[WHAT IS NEEDED]: Transcribe the lines of the records starting with the one that has "What does this" in it and ending with the last, and transcribe nothing else.

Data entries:
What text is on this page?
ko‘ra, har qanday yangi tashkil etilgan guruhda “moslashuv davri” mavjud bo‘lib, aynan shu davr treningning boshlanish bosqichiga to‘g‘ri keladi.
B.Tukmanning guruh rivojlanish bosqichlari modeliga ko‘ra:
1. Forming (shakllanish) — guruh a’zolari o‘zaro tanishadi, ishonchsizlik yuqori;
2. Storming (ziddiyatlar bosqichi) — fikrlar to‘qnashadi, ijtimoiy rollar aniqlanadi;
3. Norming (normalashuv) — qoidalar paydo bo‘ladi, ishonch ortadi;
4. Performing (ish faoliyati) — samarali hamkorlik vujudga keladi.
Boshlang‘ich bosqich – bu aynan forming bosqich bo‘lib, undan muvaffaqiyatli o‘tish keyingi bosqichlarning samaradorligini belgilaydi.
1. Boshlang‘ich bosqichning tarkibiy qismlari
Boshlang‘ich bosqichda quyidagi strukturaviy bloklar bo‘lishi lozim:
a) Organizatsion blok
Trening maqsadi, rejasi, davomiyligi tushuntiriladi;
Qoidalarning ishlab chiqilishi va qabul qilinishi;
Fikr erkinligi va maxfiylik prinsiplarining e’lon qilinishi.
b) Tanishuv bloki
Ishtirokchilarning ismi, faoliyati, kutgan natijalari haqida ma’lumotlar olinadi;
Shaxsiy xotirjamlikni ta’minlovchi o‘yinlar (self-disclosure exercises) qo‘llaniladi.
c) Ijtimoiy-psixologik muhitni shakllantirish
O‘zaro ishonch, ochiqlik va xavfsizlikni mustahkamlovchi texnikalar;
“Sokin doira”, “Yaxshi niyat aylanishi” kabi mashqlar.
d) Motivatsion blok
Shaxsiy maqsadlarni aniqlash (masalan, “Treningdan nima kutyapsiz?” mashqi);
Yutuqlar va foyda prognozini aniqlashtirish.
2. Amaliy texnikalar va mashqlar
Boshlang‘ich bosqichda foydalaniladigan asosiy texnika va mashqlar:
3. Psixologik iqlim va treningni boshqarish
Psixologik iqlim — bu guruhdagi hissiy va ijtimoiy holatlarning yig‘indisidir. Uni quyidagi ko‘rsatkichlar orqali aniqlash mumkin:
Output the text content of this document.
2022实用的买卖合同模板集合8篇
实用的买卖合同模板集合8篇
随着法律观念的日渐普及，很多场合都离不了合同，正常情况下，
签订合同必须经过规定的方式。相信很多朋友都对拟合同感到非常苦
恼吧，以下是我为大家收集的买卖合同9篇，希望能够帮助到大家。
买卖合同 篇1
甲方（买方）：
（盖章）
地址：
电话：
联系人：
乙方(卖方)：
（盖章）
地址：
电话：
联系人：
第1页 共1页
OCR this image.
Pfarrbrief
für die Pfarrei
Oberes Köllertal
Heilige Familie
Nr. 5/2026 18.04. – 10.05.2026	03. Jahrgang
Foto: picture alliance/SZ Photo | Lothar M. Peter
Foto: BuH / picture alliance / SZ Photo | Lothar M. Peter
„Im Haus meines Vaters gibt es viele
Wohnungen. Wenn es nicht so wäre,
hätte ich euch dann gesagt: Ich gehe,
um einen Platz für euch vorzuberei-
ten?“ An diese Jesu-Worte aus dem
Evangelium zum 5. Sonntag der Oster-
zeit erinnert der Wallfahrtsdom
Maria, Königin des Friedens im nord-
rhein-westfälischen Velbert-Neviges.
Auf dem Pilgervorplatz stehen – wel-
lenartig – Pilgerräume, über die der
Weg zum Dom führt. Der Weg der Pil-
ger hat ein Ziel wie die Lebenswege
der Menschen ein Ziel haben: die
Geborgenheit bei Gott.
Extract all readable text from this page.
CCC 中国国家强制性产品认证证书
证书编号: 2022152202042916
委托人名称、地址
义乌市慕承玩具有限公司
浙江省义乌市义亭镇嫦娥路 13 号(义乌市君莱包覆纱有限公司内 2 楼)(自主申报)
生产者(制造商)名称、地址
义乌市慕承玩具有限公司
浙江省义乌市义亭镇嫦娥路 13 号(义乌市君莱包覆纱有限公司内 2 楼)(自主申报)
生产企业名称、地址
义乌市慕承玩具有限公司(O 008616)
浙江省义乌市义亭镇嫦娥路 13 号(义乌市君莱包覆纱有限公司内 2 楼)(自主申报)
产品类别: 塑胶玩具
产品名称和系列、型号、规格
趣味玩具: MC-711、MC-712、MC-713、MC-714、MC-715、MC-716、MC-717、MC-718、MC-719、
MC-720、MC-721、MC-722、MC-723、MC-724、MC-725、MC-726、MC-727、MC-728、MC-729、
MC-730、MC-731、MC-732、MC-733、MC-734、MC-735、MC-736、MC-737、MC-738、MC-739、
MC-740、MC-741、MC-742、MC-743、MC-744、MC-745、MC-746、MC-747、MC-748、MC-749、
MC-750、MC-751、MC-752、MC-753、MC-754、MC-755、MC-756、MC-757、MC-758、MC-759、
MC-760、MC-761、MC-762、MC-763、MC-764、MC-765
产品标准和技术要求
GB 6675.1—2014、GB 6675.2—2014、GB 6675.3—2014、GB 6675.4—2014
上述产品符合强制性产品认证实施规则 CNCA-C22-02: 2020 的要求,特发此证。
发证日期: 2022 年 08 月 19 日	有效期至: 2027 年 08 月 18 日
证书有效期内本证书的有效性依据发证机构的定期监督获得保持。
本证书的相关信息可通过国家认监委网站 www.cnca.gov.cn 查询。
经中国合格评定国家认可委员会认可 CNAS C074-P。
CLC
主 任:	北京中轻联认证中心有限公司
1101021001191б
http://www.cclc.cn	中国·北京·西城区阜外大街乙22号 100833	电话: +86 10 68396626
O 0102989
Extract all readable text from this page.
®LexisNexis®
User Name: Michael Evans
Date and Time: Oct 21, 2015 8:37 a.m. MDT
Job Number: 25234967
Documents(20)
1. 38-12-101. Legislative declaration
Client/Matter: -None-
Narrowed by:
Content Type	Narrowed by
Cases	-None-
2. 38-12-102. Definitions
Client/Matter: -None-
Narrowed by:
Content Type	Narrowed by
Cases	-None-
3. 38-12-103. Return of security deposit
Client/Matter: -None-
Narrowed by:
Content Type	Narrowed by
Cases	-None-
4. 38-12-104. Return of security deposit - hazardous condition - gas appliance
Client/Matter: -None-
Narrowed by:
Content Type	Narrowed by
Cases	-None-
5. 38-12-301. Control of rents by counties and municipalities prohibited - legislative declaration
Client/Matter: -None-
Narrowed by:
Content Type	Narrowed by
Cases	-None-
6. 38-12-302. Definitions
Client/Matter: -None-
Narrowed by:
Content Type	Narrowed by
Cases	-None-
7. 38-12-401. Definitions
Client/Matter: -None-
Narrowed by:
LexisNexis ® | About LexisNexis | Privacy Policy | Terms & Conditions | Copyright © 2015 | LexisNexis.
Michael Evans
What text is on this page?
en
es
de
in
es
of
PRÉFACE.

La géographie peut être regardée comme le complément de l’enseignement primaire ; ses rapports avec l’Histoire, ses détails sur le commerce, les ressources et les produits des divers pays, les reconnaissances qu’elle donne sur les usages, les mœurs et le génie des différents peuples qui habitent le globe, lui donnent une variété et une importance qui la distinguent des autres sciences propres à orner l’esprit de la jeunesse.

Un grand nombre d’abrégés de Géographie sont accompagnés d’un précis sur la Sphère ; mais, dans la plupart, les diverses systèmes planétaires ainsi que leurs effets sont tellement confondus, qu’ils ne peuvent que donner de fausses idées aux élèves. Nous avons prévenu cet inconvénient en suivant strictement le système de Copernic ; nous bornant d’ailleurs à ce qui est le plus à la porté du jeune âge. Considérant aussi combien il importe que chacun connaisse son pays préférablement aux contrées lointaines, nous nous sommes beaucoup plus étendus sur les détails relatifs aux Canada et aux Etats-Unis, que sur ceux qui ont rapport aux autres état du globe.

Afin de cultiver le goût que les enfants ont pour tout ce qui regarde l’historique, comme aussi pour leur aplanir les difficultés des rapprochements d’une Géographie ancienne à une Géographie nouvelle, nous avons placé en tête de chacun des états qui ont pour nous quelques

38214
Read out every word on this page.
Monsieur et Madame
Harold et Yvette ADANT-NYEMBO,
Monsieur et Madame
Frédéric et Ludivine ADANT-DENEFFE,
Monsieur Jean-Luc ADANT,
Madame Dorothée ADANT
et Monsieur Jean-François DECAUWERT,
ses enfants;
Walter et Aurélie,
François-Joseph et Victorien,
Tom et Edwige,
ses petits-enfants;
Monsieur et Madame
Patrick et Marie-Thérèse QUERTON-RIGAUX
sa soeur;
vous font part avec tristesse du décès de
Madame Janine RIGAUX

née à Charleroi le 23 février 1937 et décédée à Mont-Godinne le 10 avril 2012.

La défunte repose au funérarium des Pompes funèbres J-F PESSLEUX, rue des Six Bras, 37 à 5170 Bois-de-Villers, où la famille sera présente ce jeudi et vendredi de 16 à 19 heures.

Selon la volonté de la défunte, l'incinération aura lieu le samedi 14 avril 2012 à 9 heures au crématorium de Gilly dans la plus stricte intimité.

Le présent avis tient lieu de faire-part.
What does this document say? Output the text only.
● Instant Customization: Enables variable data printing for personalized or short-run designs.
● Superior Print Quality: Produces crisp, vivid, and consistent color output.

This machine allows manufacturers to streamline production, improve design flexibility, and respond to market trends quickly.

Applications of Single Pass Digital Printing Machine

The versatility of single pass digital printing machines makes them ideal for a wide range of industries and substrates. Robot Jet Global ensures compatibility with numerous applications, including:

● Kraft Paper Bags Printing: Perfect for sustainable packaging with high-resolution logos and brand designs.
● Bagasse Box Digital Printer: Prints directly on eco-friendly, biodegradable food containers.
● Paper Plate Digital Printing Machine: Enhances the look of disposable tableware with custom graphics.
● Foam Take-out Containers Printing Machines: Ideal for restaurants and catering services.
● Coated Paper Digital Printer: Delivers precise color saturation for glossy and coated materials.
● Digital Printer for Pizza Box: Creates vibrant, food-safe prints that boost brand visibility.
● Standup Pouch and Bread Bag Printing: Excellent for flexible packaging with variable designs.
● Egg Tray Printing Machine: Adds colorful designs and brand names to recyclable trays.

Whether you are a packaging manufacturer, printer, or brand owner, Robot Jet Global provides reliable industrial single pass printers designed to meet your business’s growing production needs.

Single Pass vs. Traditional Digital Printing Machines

[THE RESULT]:
What does this document say? Output the text only.
● Instant Customization: Enables variable data printing for personalized or short-run designs.
● Superior Print Quality: Produces crisp, vivid, and consistent color output.

This machine allows manufacturers to streamline production, improve design flexibility, and respond to market trends quickly.

Applications of Single Pass Digital Printing Machine

The versatility of single pass digital printing machines makes them ideal for a wide range of industries and substrates. Robot Jet Global ensures compatibility with numerous applications, including:

● Kraft Paper Bags Printing: Perfect for sustainable packaging with high-resolution logos and brand designs.
● Bagasse Box Digital Printer: Prints directly on eco-friendly, biodegradable food containers.
● Paper Plate Digital Printing Machine: Enhances the look of disposable tableware with custom graphics.
● Foam Take-out Containers Printing Machines: Ideal for restaurants and catering services.
● Coated Paper Digital Printer: Delivers precise color saturation for glossy and coated materials.
● Digital Printer for Pizza Box: Creates vibrant, food-safe prints that boost brand visibility.
● Standup Pouch and Bread Bag Printing: Excellent for flexible packaging with variable designs.
● Egg Tray Printing Machine: Adds colorful designs and brand names to recyclable trays.

Whether you are a packaging manufacturer, printer, or brand owner, Robot Jet Global provides reliable industrial single pass printers designed to meet your business’s growing production needs.

Single Pass vs. Traditional Digital Printing Machines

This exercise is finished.